__WHAT TO DO__: Swap "bbox" for "bounding box" in the rows from the start through the line containing "- eq1-bracket-tail: +", leaving everything else as it is. Return only those lines.

__RECORD SET__:
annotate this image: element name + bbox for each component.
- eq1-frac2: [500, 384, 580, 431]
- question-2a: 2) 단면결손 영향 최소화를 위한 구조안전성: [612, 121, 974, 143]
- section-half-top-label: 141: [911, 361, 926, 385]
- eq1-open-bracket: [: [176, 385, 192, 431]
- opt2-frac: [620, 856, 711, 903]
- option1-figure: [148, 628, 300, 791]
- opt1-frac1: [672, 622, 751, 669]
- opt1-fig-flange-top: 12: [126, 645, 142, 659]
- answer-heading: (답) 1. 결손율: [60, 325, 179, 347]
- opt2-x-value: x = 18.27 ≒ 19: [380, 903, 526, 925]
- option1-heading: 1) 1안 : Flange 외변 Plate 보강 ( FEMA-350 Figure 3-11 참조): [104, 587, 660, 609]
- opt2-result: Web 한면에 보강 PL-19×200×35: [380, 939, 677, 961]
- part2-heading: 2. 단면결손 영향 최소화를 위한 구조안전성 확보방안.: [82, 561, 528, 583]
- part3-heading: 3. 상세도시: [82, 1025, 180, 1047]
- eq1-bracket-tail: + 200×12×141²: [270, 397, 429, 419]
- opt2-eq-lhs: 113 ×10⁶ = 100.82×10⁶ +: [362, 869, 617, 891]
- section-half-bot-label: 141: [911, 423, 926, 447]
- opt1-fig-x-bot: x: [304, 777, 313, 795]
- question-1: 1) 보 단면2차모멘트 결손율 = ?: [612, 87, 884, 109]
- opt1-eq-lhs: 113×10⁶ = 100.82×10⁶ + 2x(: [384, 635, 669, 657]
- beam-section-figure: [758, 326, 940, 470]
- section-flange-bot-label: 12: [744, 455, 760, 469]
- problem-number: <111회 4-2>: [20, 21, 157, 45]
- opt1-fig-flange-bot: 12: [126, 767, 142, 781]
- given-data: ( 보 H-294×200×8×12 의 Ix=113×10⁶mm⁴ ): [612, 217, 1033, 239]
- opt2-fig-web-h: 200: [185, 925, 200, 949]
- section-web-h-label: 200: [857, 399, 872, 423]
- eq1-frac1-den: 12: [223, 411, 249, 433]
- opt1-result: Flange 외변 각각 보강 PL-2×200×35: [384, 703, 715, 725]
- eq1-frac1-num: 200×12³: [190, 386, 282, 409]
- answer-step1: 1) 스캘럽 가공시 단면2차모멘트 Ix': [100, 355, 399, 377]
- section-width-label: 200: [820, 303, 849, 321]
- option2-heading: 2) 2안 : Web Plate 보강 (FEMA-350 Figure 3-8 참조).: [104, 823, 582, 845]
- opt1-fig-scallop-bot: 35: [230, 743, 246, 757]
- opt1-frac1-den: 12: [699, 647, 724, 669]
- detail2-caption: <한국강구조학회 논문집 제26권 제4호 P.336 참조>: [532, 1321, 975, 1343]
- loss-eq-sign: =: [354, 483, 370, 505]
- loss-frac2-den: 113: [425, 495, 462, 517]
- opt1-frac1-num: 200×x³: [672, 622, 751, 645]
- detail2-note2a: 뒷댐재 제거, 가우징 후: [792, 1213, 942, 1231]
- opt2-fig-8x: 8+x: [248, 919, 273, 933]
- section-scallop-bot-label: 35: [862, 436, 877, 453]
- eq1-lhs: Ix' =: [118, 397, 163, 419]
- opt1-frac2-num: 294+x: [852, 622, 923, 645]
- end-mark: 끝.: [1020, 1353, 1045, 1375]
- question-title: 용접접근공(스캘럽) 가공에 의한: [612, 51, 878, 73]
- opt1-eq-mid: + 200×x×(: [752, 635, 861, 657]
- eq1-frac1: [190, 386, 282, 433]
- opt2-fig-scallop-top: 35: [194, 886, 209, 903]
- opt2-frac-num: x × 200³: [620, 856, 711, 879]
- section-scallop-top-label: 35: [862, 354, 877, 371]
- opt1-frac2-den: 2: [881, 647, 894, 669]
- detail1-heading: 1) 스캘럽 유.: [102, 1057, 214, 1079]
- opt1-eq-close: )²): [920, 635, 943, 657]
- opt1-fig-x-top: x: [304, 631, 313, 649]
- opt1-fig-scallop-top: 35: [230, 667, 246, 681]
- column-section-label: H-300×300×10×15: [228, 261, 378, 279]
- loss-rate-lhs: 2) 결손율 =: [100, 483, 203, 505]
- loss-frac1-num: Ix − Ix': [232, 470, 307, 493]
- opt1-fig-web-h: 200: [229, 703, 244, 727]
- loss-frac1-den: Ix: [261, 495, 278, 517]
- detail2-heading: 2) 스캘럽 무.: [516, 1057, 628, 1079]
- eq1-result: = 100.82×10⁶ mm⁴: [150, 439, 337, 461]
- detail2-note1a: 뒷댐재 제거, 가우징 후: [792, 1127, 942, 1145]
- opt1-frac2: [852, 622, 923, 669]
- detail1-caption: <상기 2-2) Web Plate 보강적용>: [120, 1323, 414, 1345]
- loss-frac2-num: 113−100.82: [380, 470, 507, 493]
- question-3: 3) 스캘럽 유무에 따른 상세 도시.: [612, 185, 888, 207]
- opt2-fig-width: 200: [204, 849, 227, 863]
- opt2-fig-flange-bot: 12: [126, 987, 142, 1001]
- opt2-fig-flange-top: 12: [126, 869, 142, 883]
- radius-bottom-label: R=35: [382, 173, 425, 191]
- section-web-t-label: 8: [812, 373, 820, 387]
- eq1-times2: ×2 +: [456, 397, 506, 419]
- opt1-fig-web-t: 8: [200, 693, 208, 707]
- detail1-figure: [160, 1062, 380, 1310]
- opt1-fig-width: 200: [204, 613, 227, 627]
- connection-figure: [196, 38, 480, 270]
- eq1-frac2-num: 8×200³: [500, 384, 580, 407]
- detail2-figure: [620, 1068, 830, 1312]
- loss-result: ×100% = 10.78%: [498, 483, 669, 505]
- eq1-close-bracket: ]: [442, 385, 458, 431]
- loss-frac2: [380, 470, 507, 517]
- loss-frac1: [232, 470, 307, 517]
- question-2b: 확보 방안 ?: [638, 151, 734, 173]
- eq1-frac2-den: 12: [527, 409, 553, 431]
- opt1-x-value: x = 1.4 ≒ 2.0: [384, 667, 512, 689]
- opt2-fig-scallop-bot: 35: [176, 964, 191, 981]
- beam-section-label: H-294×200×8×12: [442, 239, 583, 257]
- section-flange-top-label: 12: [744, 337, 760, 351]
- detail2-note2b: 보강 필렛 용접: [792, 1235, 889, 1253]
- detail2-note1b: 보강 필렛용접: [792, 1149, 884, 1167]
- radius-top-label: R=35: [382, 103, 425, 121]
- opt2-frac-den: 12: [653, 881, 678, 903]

__REPLY TO THE TASK__:
annotate this image: element name + bounding box for each component.
- eq1-frac2: [500, 384, 580, 431]
- question-2a: 2) 단면결손 영향 최소화를 위한 구조안전성: [612, 121, 974, 143]
- section-half-top-label: 141: [911, 361, 926, 385]
- eq1-open-bracket: [: [176, 385, 192, 431]
- opt2-frac: [620, 856, 711, 903]
- option1-figure: [148, 628, 300, 791]
- opt1-frac1: [672, 622, 751, 669]
- opt1-fig-flange-top: 12: [126, 645, 142, 659]
- answer-heading: (답) 1. 결손율: [60, 325, 179, 347]
- opt2-x-value: x = 18.27 ≒ 19: [380, 903, 526, 925]
- option1-heading: 1) 1안 : Flange 외변 Plate 보강 ( FEMA-350 Figure 3-11 참조): [104, 587, 660, 609]
- opt2-result: Web 한면에 보강 PL-19×200×35: [380, 939, 677, 961]
- part2-heading: 2. 단면결손 영향 최소화를 위한 구조안전성 확보방안.: [82, 561, 528, 583]
- part3-heading: 3. 상세도시: [82, 1025, 180, 1047]
- eq1-bracket-tail: + 200×12×141²: [270, 397, 429, 419]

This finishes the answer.